[Data records]
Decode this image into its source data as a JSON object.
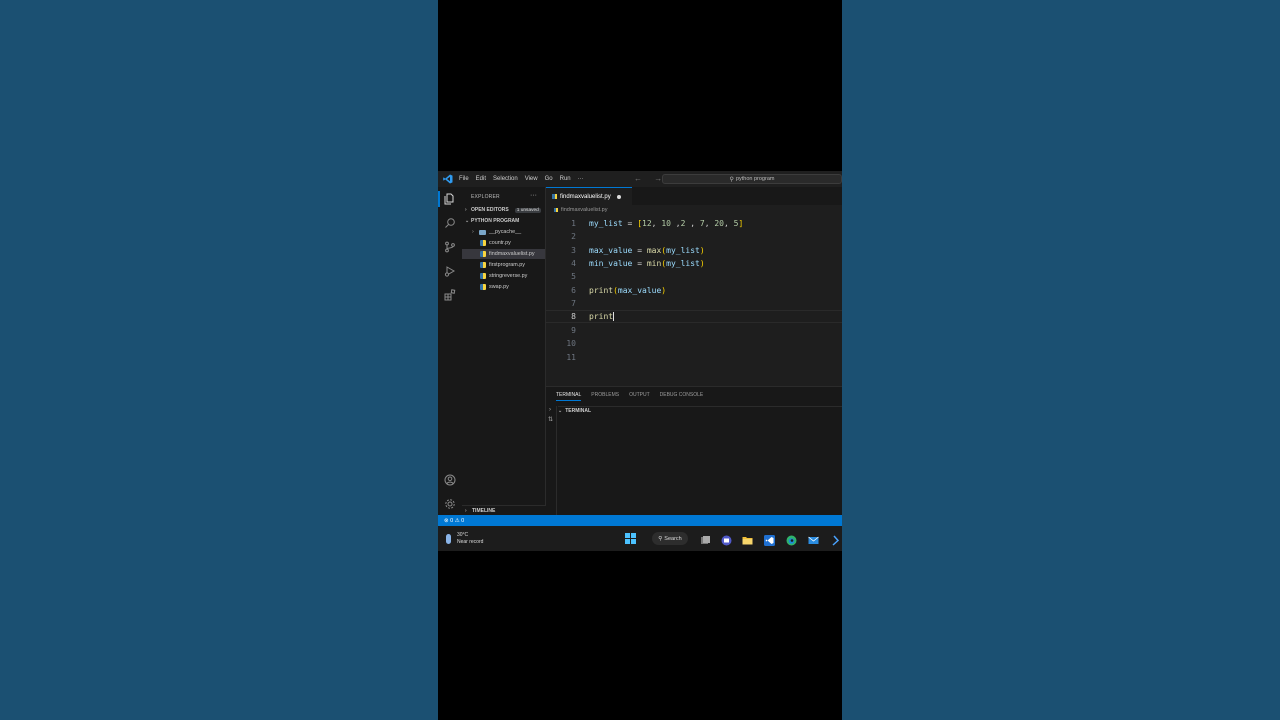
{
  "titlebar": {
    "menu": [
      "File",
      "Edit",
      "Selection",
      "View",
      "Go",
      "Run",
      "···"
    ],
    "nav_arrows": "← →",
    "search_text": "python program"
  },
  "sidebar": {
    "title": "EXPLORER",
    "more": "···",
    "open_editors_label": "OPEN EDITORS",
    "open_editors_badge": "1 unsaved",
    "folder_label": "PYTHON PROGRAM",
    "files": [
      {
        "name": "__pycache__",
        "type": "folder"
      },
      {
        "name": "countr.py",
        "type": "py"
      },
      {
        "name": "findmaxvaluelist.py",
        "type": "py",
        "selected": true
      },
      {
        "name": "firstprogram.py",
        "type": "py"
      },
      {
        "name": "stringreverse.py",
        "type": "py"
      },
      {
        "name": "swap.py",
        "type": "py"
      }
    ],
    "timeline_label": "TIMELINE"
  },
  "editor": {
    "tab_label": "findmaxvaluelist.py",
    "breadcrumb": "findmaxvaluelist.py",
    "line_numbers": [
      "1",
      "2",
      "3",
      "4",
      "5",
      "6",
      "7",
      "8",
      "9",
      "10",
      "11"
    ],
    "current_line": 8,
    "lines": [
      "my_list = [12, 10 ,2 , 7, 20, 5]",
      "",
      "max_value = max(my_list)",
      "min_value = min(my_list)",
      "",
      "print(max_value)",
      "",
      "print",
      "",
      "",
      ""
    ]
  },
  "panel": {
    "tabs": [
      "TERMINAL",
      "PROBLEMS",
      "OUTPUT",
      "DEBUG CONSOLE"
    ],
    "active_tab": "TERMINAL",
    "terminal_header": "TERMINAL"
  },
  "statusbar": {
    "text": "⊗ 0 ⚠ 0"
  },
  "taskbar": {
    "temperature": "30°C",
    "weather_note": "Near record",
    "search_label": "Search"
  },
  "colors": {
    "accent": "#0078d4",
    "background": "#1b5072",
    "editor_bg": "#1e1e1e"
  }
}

[Problem details]
Write out the whole listing again, exactly, with no pictures.

[Response to this exercise]
Decode this image into its source data as a JSON object.
{
  "titlebar": {
    "menu": [
      "File",
      "Edit",
      "Selection",
      "View",
      "Go",
      "Run",
      "···"
    ],
    "nav_arrows": "← →",
    "search_text": "python program"
  },
  "sidebar": {
    "title": "EXPLORER",
    "more": "···",
    "open_editors_label": "OPEN EDITORS",
    "open_editors_badge": "1 unsaved",
    "folder_label": "PYTHON PROGRAM",
    "files": [
      {
        "name": "__pycache__",
        "type": "folder"
      },
      {
        "name": "countr.py",
        "type": "py"
      },
      {
        "name": "findmaxvaluelist.py",
        "type": "py",
        "selected": true
      },
      {
        "name": "firstprogram.py",
        "type": "py"
      },
      {
        "name": "stringreverse.py",
        "type": "py"
      },
      {
        "name": "swap.py",
        "type": "py"
      }
    ],
    "timeline_label": "TIMELINE"
  },
  "editor": {
    "tab_label": "findmaxvaluelist.py",
    "breadcrumb": "findmaxvaluelist.py",
    "line_numbers": [
      "1",
      "2",
      "3",
      "4",
      "5",
      "6",
      "7",
      "8",
      "9",
      "10",
      "11"
    ],
    "current_line": 8,
    "lines": [
      "my_list = [12, 10 ,2 , 7, 20, 5]",
      "",
      "max_value = max(my_list)",
      "min_value = min(my_list)",
      "",
      "print(max_value)",
      "",
      "print",
      "",
      "",
      ""
    ]
  },
  "panel": {
    "tabs": [
      "TERMINAL",
      "PROBLEMS",
      "OUTPUT",
      "DEBUG CONSOLE"
    ],
    "active_tab": "TERMINAL",
    "terminal_header": "TERMINAL"
  },
  "statusbar": {
    "text": "⊗ 0 ⚠ 0"
  },
  "taskbar": {
    "temperature": "30°C",
    "weather_note": "Near record",
    "search_label": "Search"
  },
  "colors": {
    "accent": "#0078d4",
    "background": "#1b5072",
    "editor_bg": "#1e1e1e"
  }
}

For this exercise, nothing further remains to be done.